SUPPLIED MATERIAL
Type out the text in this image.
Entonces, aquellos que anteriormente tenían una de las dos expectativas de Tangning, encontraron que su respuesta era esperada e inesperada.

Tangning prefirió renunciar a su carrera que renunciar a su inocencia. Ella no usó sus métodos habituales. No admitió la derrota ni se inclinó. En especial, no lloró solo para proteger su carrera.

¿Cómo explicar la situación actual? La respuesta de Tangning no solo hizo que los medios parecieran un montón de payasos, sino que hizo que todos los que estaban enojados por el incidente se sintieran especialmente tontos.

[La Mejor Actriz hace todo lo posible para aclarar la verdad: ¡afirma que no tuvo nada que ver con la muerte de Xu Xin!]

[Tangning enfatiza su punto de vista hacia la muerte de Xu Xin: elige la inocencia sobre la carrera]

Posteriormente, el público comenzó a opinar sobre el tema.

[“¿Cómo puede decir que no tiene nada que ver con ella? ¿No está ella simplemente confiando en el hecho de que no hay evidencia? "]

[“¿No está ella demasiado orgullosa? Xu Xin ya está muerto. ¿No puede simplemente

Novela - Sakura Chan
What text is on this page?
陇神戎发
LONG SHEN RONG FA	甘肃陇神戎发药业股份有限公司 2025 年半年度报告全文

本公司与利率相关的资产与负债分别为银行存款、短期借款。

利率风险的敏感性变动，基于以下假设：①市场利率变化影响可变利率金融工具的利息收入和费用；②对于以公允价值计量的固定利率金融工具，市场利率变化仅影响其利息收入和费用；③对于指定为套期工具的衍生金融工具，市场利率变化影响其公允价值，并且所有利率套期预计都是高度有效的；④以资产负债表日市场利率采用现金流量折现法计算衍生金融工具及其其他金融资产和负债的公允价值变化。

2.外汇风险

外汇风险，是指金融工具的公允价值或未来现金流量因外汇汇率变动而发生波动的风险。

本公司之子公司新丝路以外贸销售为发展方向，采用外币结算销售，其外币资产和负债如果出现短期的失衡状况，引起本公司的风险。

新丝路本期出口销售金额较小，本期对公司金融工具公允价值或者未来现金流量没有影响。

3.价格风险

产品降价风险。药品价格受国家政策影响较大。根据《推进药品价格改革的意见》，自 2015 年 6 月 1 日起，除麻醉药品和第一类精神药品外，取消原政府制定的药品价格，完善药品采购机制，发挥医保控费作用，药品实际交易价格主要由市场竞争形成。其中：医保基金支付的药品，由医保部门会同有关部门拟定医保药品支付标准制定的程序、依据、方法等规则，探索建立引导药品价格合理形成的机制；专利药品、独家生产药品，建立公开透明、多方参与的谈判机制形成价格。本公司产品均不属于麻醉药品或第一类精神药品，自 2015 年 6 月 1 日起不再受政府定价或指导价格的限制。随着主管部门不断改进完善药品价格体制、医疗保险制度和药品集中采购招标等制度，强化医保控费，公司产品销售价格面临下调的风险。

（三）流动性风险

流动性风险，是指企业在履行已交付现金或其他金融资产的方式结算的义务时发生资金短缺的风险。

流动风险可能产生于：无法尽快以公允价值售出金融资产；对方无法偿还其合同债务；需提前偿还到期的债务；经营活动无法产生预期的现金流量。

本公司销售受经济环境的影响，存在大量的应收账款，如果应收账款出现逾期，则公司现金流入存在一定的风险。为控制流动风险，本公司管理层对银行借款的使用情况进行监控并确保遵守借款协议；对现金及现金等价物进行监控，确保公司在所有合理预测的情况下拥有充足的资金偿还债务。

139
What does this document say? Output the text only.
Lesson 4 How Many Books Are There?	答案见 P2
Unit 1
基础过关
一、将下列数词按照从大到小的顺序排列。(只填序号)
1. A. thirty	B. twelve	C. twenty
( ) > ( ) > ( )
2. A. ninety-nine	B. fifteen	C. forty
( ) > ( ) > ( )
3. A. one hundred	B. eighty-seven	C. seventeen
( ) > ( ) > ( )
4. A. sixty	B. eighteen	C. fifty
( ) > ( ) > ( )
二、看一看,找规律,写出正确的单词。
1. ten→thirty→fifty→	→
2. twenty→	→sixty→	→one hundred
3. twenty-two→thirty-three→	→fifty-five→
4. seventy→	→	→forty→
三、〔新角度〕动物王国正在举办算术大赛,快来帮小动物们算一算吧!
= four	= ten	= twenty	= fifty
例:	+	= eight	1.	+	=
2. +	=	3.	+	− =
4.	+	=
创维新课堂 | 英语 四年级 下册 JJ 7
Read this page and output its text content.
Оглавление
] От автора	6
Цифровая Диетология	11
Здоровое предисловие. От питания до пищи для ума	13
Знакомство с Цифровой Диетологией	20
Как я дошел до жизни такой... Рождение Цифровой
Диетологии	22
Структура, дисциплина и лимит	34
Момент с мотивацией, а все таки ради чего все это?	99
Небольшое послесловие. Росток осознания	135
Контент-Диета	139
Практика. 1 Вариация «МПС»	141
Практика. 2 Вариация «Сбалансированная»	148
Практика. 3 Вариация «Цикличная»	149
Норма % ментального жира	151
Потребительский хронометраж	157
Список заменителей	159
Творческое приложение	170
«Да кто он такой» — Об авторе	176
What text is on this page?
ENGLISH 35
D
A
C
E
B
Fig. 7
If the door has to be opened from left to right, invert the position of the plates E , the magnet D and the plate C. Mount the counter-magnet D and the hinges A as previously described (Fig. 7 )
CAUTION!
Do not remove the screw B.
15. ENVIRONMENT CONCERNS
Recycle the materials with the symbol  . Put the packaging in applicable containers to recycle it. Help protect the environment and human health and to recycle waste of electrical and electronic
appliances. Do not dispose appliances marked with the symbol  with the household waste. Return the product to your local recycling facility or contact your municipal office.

BRIEF
Retype the records that precede this task, keeping them exactly the same.

TASK RESPONSE
Type out the text in this image.
Entonces, aquellos que anteriormente tenían una de las dos expectativas de Tangning, encontraron que su respuesta era esperada e inesperada.

Tangning prefirió renunciar a su carrera que renunciar a su inocencia. Ella no usó sus métodos habituales. No admitió la derrota ni se inclinó. En especial, no lloró solo para proteger su carrera.

¿Cómo explicar la situación actual? La respuesta de Tangning no solo hizo que los medios parecieran un montón de payasos, sino que hizo que todos los que estaban enojados por el incidente se sintieran especialmente tontos.

[La Mejor Actriz hace todo lo posible para aclarar la verdad: ¡afirma que no tuvo nada que ver con la muerte de Xu Xin!]

[Tangning enfatiza su punto de vista hacia la muerte de Xu Xin: elige la inocencia sobre la carrera]

Posteriormente, el público comenzó a opinar sobre el tema.

[“¿Cómo puede decir que no tiene nada que ver con ella? ¿No está ella simplemente confiando en el hecho de que no hay evidencia? "]

[“¿No está ella demasiado orgullosa? Xu Xin ya está muerto. ¿No puede simplemente

Novela - Sakura Chan
What text is on this page?
陇神戎发
LONG SHEN RONG FA	甘肃陇神戎发药业股份有限公司 2025 年半年度报告全文

本公司与利率相关的资产与负债分别为银行存款、短期借款。

利率风险的敏感性变动，基于以下假设：①市场利率变化影响可变利率金融工具的利息收入和费用；②对于以公允价值计量的固定利率金融工具，市场利率变化仅影响其利息收入和费用；③对于指定为套期工具的衍生金融工具，市场利率变化影响其公允价值，并且所有利率套期预计都是高度有效的；④以资产负债表日市场利率采用现金流量折现法计算衍生金融工具及其其他金融资产和负债的公允价值变化。

2.外汇风险

外汇风险，是指金融工具的公允价值或未来现金流量因外汇汇率变动而发生波动的风险。

本公司之子公司新丝路以外贸销售为发展方向，采用外币结算销售，其外币资产和负债如果出现短期的失衡状况，引起本公司的风险。

新丝路本期出口销售金额较小，本期对公司金融工具公允价值或者未来现金流量没有影响。

3.价格风险

产品降价风险。药品价格受国家政策影响较大。根据《推进药品价格改革的意见》，自 2015 年 6 月 1 日起，除麻醉药品和第一类精神药品外，取消原政府制定的药品价格，完善药品采购机制，发挥医保控费作用，药品实际交易价格主要由市场竞争形成。其中：医保基金支付的药品，由医保部门会同有关部门拟定医保药品支付标准制定的程序、依据、方法等规则，探索建立引导药品价格合理形成的机制；专利药品、独家生产药品，建立公开透明、多方参与的谈判机制形成价格。本公司产品均不属于麻醉药品或第一类精神药品，自 2015 年 6 月 1 日起不再受政府定价或指导价格的限制。随着主管部门不断改进完善药品价格体制、医疗保险制度和药品集中采购招标等制度，强化医保控费，公司产品销售价格面临下调的风险。

（三）流动性风险

流动性风险，是指企业在履行已交付现金或其他金融资产的方式结算的义务时发生资金短缺的风险。

流动风险可能产生于：无法尽快以公允价值售出金融资产；对方无法偿还其合同债务；需提前偿还到期的债务；经营活动无法产生预期的现金流量。

本公司销售受经济环境的影响，存在大量的应收账款，如果应收账款出现逾期，则公司现金流入存在一定的风险。为控制流动风险，本公司管理层对银行借款的使用情况进行监控并确保遵守借款协议；对现金及现金等价物进行监控，确保公司在所有合理预测的情况下拥有充足的资金偿还债务。

139
What does this document say? Output the text only.
Lesson 4 How Many Books Are There?	答案见 P2
Unit 1
基础过关
一、将下列数词按照从大到小的顺序排列。(只填序号)
1. A. thirty	B. twelve	C. twenty
( ) > ( ) > ( )
2. A. ninety-nine	B. fifteen	C. forty
( ) > ( ) > ( )
3. A. one hundred	B. eighty-seven	C. seventeen
( ) > ( ) > ( )
4. A. sixty	B. eighteen	C. fifty
( ) > ( ) > ( )
二、看一看,找规律,写出正确的单词。
1. ten→thirty→fifty→	→
2. twenty→	→sixty→	→one hundred
3. twenty-two→thirty-three→	→fifty-five→
4. seventy→	→	→forty→
三、〔新角度〕动物王国正在举办算术大赛,快来帮小动物们算一算吧!
= four	= ten	= twenty	= fifty
例:	+	= eight	1.	+	=
2. +	=	3.	+	− =
4.	+	=
创维新课堂 | 英语 四年级 下册 JJ 7
Read this page and output its text content.
Оглавление
] От автора	6
Цифровая Диетология	11
Здоровое предисловие. От питания до пищи для ума	13
Знакомство с Цифровой Диетологией	20
Как я дошел до жизни такой... Рождение Цифровой
Диетологии	22
Структура, дисциплина и лимит	34
Момент с мотивацией, а все таки ради чего все это?	99
Небольшое послесловие. Росток осознания	135
Контент-Диета	139
Практика. 1 Вариация «МПС»	141
Практика. 2 Вариация «Сбалансированная»	148
Практика. 3 Вариация «Цикличная»	149
Норма % ментального жира	151
Потребительский хронометраж	157
Список заменителей	159
Творческое приложение	170
«Да кто он такой» — Об авторе	176
What text is on this page?
ENGLISH 35
D
A
C
E
B
Fig. 7
If the door has to be opened from left to right, invert the position of the plates E , the magnet D and the plate C. Mount the counter-magnet D and the hinges A as previously described (Fig. 7 )
CAUTION!
Do not remove the screw B.
15. ENVIRONMENT CONCERNS
Recycle the materials with the symbol  . Put the packaging in applicable containers to recycle it. Help protect the environment and human health and to recycle waste of electrical and electronic
appliances. Do not dispose appliances marked with the symbol  with the household waste. Return the product to your local recycling facility or contact your municipal office.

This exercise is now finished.